**Фрагмент текста:**

※ ※ ※

Архив метки: я

Тем временем на улице

А на улице-то что творится — благодать, зимняя сказка. Пушистыми белыми кистями устремились в ярко-голубое небо деревья своими инкрустированными белоснежными искрами инея ветвями. Мороз потрескивает, кусается: я перчатки дома забыл, так за те три минуты, что пришлось прошагать от автобуса до тепла подъезда твоего дома, искусало меня почти что в кровь, да в пузыри.

Не жалуюсь. Когда-то на занятиях по хирургии третьего курса (самых базовых, самых общих), рассказывал нам сквозь свою лучезарную улыбку препод, как похрустывают намертво отмороженные пальцы бомжей при ампутации. Помню, мне почему-то мерещилось, будто бы хруст должен быть, как от чипсов, сочный такой, звонкий хруст.

Тьфу.

Любопытно все же, как бы хрустели мои пальцы, выморози я их намертво? Впрочем, любопытство это исключительно теоретического толка, вовсе не руководство к действию. Пальцы мне все же пригодятся еще (когда-нибудь).

Вернулся домой. Разделся. Немного погодя, разделся еще больше. И пришел к окну, посмотреть, как там, да чего. Пока закипает чайник.

От Трескучего меня теперь отделяют лишь пара тонких мембран оконного стекла, полметра подогретого центральным отоплением воздуха, да хлопок исподнего. И я ему смеюсь прямо в это изумительно-искрящееся инеем на солнце лицо, вторя диджеям норвежского радио, веселящимися над пробками в Осло из колонок под потолком кухни. Они далеко, у них совсем скоро — Jul, Рождество, главный праздник на планете.

У меня завтра тоже будет маленькая дата. Я даже картинку нарисовал, жаль, не могу тебе показать: телефон сгинул где-то в московских снегах, а фотоаппарат не выдержал неравной схватки с лужей кошачей мочи.

Лунтик, он, знаешь ли, мочит все предметы и всех людей, которые, как его маленькому кошачьему мозгу кажется, претендуют на мою исходно ему предназначенную любовь.

За окном медленно вальсируют вниз огромные белые мухи снега. Мир укрывается одеялом, но спать не идет, будто капризный ребенок. Я пью на подоконнике горячий чай и рисую на запотевшем от его пара стекле замысловатый узор, потому что в разогретом централым отоплением скворечнике имени меня Морозу рисовать не дозволено.

※ ※ ※

**Строки данных:**
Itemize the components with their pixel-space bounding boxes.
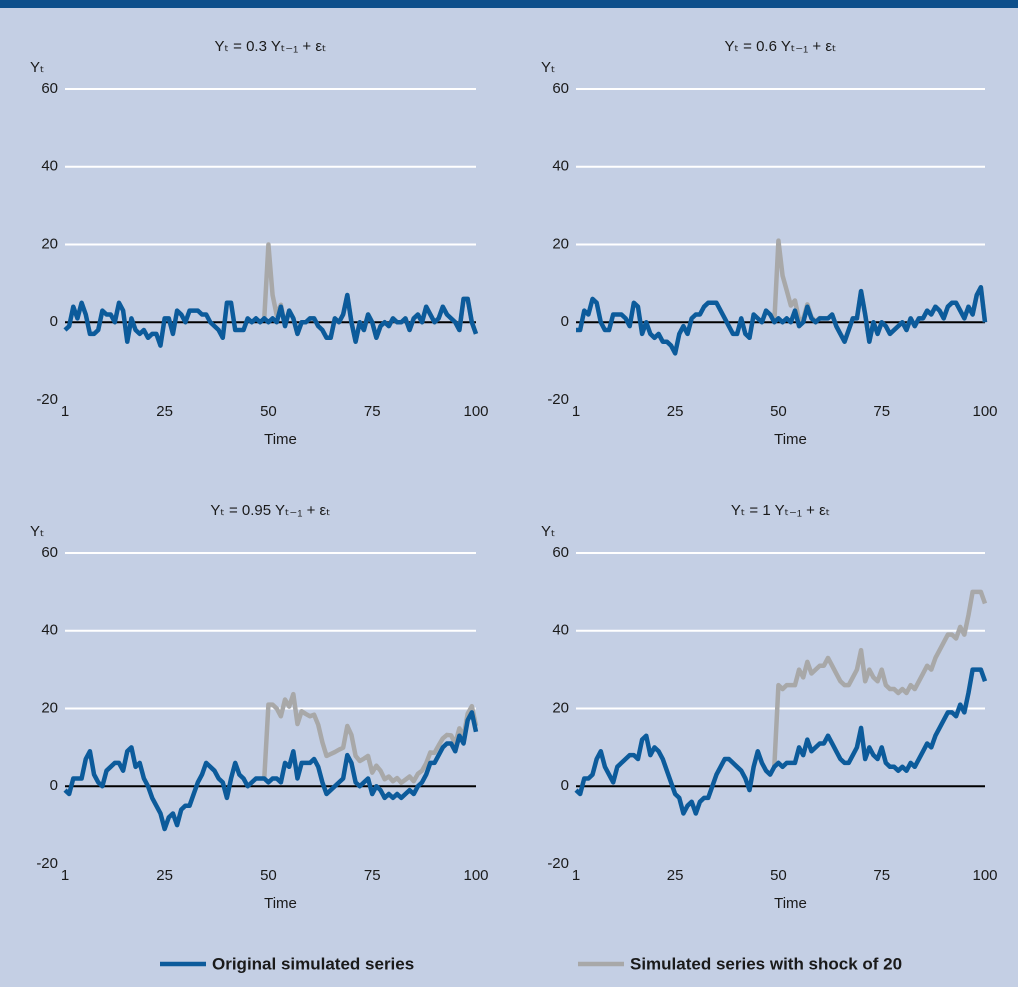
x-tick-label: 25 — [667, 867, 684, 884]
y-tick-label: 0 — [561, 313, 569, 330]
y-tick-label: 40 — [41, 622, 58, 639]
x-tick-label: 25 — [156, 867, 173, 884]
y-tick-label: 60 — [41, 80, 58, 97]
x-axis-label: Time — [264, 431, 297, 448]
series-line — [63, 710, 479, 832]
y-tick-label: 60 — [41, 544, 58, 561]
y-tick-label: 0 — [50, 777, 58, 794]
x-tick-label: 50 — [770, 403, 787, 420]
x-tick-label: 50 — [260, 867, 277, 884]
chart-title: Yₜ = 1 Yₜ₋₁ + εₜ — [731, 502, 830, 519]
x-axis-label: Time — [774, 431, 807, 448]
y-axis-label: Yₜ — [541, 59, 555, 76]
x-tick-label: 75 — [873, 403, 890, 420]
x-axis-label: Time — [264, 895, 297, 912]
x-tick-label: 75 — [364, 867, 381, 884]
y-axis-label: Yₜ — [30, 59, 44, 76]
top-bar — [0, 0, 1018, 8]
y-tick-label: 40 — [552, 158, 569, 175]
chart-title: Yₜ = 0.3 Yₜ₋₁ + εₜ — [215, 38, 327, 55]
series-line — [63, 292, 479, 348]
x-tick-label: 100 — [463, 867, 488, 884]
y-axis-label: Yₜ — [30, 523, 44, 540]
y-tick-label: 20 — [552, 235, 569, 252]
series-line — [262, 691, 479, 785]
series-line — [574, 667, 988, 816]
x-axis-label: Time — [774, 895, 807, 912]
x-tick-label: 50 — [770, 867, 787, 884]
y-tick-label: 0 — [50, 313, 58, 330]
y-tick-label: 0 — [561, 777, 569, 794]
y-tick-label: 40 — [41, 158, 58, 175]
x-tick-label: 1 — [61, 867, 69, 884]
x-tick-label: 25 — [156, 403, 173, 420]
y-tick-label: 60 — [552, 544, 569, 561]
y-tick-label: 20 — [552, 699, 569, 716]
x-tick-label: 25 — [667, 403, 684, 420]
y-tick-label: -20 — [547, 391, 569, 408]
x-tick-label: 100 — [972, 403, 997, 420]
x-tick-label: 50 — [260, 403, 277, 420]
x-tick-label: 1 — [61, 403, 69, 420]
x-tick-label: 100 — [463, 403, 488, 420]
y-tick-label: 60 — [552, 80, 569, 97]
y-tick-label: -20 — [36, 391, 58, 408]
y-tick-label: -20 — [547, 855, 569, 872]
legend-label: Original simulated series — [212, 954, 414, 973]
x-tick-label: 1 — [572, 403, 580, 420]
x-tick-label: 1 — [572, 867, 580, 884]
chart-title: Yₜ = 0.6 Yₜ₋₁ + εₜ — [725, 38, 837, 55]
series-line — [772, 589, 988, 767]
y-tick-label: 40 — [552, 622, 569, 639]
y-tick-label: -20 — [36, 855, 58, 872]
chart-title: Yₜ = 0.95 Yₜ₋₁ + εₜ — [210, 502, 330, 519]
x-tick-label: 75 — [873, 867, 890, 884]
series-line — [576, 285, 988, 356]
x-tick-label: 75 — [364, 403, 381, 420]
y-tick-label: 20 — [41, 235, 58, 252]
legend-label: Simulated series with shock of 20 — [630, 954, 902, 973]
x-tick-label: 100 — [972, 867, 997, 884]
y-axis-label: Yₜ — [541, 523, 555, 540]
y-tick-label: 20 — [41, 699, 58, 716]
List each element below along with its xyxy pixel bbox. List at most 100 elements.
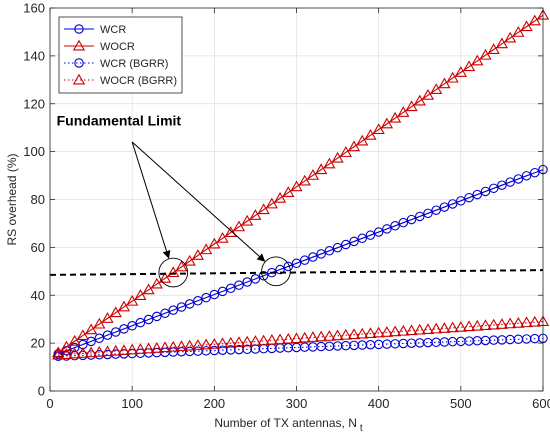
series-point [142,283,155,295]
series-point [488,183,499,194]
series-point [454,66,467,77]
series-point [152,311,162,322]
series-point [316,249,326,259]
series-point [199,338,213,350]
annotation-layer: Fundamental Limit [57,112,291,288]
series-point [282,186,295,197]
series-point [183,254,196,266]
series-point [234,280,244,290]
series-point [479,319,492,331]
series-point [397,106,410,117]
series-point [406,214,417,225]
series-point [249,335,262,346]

※ ※ ※

**Цель задания:**
Перескажите фрагмент текста в трех предложениях. Листинг никак не связан с фрагментом текста.

**Ход решения:**
Рассказчик описывает морозный зимний день: деревья в инее, а мороз за три минуты пути от автобуса до подъезда искусал его руки, так как перчатки остались дома. Он вспоминает, как преподаватель хирургии рассказывал о хрусте отмороженных пальцев при ампутации, а вернувшись домой, смотрит в окно под голоса норвежского радио и упоминает, что нарисованную к завтрашней маленькой дате картинку показать не может: телефон пропал, а фотоаппарат испорчен котом Лунтиком. Под падающий снег он пьет на подоконнике горячий чай и рисует узор на запотевшем стекле.